TASK DIRECTIONS: Look for the line containing "Parse this screenshot: output" in the listing below. Retype that line and every subsequent line through the last one, and only those.

Source records
— START —

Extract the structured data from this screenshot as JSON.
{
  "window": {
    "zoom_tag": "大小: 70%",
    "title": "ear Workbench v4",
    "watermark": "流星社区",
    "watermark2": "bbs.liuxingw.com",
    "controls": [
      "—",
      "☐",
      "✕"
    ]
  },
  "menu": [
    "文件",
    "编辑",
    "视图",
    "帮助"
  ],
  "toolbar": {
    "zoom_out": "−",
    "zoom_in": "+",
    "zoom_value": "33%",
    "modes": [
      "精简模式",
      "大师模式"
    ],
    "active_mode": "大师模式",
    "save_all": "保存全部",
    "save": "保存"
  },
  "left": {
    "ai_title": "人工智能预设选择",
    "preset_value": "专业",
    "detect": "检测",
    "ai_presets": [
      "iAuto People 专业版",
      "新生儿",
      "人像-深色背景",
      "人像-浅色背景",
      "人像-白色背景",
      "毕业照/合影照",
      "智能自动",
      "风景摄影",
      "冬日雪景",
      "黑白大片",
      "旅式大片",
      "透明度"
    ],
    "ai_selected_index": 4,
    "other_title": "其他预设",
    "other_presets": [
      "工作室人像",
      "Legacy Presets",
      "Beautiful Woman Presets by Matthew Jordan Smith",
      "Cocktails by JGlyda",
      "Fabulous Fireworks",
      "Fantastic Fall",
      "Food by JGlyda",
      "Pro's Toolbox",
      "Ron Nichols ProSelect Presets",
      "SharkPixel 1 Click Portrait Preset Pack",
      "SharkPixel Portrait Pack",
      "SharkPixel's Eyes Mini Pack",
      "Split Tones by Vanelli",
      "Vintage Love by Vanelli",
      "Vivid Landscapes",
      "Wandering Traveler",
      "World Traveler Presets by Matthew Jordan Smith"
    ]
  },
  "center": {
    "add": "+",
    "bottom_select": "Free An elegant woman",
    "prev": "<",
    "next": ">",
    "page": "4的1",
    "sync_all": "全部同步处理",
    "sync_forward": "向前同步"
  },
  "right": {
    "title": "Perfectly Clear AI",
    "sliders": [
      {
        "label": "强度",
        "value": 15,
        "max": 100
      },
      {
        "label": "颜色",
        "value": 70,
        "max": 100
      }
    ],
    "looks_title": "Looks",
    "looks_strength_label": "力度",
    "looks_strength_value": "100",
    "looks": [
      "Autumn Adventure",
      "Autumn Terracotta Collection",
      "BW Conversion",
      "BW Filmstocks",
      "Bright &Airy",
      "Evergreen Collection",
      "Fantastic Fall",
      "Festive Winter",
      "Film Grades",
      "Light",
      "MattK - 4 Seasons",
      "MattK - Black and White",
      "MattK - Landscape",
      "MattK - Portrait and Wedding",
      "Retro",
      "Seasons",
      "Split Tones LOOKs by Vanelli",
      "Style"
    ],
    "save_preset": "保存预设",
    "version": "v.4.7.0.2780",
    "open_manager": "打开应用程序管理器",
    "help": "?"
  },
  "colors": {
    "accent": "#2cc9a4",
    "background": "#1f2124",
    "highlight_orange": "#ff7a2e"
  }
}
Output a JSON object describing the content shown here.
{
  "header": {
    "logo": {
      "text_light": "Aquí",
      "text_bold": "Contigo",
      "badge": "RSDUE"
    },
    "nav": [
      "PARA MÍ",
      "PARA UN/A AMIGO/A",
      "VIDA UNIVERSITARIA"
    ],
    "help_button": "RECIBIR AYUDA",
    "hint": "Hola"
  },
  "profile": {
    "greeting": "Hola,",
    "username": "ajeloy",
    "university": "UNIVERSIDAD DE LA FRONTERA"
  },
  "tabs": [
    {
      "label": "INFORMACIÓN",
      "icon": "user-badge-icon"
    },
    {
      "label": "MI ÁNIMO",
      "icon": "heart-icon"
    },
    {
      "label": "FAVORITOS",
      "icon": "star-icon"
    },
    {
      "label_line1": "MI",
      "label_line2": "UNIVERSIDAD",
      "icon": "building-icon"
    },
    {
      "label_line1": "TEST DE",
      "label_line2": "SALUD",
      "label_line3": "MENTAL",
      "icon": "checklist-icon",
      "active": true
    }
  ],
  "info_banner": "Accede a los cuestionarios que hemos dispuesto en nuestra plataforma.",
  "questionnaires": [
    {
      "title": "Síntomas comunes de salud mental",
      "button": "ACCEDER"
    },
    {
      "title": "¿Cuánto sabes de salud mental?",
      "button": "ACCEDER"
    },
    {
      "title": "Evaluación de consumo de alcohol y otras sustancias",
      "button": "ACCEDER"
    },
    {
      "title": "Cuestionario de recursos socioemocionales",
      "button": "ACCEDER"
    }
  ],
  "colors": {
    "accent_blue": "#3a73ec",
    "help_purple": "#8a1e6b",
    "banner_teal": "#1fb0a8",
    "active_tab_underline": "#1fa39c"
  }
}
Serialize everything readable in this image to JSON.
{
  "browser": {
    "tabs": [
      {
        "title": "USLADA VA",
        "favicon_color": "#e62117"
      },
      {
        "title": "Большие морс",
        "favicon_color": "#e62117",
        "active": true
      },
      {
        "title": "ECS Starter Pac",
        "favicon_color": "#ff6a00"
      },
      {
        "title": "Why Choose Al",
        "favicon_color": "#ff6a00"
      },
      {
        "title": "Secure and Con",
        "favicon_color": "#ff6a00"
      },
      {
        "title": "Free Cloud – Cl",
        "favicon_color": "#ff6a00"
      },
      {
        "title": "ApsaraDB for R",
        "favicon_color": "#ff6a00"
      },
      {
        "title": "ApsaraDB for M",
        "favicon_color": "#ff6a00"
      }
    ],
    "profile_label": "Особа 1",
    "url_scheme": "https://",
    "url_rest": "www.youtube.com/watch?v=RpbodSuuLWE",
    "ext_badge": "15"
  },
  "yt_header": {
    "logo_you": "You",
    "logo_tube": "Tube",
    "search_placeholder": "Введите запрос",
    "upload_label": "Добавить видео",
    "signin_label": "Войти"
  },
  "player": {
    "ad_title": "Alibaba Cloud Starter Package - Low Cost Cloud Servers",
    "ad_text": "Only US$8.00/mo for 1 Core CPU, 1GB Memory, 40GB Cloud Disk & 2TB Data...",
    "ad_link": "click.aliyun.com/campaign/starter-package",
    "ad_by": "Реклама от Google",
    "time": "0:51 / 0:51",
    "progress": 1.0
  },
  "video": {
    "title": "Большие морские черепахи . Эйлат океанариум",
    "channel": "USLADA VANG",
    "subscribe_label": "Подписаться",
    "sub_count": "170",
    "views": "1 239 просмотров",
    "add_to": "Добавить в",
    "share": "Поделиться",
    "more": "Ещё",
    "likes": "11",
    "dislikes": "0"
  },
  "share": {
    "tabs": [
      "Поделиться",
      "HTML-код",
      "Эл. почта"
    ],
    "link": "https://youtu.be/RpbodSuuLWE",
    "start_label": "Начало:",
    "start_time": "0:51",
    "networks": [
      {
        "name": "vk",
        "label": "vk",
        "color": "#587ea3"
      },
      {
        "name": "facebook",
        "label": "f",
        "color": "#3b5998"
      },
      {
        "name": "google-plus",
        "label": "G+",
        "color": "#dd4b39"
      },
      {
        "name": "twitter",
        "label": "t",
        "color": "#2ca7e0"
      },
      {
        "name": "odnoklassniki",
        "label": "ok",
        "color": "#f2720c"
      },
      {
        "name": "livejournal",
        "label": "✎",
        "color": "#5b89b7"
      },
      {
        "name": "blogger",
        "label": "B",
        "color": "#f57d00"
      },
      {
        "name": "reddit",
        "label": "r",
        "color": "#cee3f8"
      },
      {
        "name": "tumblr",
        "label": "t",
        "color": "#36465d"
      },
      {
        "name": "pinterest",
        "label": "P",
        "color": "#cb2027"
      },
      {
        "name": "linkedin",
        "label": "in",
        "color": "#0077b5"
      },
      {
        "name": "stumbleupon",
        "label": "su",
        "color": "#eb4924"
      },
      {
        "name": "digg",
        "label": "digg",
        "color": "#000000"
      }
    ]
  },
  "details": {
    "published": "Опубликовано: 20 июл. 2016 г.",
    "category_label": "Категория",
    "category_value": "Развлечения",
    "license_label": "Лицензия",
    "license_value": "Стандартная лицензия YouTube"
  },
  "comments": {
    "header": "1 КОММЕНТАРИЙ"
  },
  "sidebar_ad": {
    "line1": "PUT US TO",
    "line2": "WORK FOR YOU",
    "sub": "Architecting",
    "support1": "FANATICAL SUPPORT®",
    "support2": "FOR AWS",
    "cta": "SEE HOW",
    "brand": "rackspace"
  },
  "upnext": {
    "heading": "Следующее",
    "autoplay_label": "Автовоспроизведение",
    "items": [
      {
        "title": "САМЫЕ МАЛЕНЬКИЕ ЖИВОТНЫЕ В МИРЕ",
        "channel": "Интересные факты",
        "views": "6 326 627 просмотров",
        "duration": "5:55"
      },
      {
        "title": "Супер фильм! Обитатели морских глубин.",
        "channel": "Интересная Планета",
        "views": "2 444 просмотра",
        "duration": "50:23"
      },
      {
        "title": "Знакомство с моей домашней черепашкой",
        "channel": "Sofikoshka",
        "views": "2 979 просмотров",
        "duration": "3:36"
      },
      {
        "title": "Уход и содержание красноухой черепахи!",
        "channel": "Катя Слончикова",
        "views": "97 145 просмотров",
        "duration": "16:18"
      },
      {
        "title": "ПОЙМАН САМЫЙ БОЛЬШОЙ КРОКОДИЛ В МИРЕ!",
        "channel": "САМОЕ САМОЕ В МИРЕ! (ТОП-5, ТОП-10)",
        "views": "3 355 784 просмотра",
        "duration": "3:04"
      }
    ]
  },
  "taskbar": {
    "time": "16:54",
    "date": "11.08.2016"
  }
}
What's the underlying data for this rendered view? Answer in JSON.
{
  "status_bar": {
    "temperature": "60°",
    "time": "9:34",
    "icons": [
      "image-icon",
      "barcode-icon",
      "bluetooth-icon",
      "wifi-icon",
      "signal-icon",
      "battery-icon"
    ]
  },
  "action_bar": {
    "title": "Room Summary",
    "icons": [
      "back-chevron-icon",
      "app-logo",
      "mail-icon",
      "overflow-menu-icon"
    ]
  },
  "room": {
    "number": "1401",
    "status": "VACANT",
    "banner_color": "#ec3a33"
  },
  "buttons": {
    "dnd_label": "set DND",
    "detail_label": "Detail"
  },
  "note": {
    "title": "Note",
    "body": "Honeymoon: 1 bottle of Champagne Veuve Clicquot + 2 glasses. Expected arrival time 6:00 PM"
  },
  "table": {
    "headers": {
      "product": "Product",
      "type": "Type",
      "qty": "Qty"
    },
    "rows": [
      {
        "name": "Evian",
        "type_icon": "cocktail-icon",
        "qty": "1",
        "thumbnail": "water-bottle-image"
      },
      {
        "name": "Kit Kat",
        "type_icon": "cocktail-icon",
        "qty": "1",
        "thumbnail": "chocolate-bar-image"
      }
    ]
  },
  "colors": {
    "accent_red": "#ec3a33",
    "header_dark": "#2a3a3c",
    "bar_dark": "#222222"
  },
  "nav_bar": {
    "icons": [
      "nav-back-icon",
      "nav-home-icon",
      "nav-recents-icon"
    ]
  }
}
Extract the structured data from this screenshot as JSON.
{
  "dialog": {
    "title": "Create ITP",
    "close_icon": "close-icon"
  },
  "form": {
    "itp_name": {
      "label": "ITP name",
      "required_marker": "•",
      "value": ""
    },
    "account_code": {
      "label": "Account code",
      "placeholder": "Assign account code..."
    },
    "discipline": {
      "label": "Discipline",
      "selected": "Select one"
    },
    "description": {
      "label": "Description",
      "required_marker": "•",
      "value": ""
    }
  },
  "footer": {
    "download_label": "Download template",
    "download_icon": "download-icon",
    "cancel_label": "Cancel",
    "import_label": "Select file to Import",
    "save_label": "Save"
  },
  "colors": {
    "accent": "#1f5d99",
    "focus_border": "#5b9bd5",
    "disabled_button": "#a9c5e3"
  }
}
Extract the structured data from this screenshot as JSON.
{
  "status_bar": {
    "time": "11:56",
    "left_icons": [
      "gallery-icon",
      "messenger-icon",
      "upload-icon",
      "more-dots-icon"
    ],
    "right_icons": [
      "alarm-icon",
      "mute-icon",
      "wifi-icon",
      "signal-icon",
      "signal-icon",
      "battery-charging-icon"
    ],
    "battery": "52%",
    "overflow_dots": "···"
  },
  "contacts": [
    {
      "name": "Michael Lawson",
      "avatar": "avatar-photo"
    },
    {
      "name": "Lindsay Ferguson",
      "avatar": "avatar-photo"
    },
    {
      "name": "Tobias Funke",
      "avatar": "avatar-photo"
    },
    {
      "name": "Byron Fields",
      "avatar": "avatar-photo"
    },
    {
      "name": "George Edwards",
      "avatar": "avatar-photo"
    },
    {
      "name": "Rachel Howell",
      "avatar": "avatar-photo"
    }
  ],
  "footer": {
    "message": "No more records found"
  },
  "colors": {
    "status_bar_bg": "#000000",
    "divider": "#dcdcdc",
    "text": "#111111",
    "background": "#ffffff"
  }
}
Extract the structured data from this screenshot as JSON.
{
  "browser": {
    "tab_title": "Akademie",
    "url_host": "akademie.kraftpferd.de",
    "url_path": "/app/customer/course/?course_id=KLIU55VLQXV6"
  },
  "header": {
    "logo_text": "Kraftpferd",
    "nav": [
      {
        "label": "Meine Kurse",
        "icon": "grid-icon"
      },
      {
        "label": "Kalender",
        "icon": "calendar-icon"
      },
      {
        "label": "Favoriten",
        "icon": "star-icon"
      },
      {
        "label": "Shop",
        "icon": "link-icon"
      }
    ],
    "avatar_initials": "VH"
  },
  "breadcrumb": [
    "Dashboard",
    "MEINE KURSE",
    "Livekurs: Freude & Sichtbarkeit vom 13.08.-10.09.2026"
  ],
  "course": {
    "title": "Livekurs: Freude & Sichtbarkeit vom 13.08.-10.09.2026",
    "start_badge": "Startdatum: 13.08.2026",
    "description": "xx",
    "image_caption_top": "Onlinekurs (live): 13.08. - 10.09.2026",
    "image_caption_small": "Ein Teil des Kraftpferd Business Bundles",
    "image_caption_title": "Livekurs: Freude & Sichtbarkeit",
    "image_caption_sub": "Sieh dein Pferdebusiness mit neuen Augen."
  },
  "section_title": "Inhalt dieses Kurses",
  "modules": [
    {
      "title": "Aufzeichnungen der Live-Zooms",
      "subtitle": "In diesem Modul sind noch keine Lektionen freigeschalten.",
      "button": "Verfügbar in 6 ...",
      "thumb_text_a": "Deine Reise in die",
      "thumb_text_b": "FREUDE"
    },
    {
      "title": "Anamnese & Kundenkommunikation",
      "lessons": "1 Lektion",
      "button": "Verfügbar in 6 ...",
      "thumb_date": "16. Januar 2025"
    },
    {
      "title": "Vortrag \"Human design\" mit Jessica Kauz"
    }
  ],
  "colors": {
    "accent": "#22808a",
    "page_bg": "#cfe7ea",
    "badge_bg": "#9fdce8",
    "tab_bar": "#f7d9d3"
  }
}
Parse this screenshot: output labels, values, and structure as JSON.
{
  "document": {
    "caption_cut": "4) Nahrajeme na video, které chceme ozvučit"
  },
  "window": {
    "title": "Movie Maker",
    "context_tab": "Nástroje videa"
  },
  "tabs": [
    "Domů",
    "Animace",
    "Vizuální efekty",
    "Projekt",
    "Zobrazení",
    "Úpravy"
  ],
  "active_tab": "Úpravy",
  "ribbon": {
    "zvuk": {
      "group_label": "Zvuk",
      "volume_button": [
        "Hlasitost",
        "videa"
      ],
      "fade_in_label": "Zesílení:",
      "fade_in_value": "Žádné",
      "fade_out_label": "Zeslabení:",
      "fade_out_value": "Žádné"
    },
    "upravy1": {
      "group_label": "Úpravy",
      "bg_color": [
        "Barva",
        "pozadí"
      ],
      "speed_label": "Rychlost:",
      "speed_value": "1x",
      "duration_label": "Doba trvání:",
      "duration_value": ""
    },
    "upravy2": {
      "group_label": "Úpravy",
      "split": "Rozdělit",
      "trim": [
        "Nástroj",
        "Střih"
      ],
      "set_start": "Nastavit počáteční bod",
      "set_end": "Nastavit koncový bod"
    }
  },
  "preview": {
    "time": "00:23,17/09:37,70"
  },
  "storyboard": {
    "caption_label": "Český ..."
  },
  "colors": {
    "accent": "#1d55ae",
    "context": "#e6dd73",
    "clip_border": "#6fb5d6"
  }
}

— END —

IN RESPONSE:
Parse this screenshot: output labels, values, and structure as JSON.
{
  "document": {
    "caption_cut": "4) Nahrajeme na video, které chceme ozvučit"
  },
  "window": {
    "title": "Movie Maker",
    "context_tab": "Nástroje videa"
  },
  "tabs": [
    "Domů",
    "Animace",
    "Vizuální efekty",
    "Projekt",
    "Zobrazení",
    "Úpravy"
  ],
  "active_tab": "Úpravy",
  "ribbon": {
    "zvuk": {
      "group_label": "Zvuk",
      "volume_button": [
        "Hlasitost",
        "videa"
      ],
      "fade_in_label": "Zesílení:",
      "fade_in_value": "Žádné",
      "fade_out_label": "Zeslabení:",
      "fade_out_value": "Žádné"
    },
    "upravy1": {
      "group_label": "Úpravy",
      "bg_color": [
        "Barva",
        "pozadí"
      ],
      "speed_label": "Rychlost:",
      "speed_value": "1x",
      "duration_label": "Doba trvání:",
      "duration_value": ""
    },
    "upravy2": {
      "group_label": "Úpravy",
      "split": "Rozdělit",
      "trim": [
        "Nástroj",
        "Střih"
      ],
      "set_start": "Nastavit počáteční bod",
      "set_end": "Nastavit koncový bod"
    }
  },
  "preview": {
    "time": "00:23,17/09:37,70"
  },
  "storyboard": {
    "caption_label": "Český ..."
  },
  "colors": {
    "accent": "#1d55ae",
    "context": "#e6dd73",
    "clip_border": "#6fb5d6"
  }
}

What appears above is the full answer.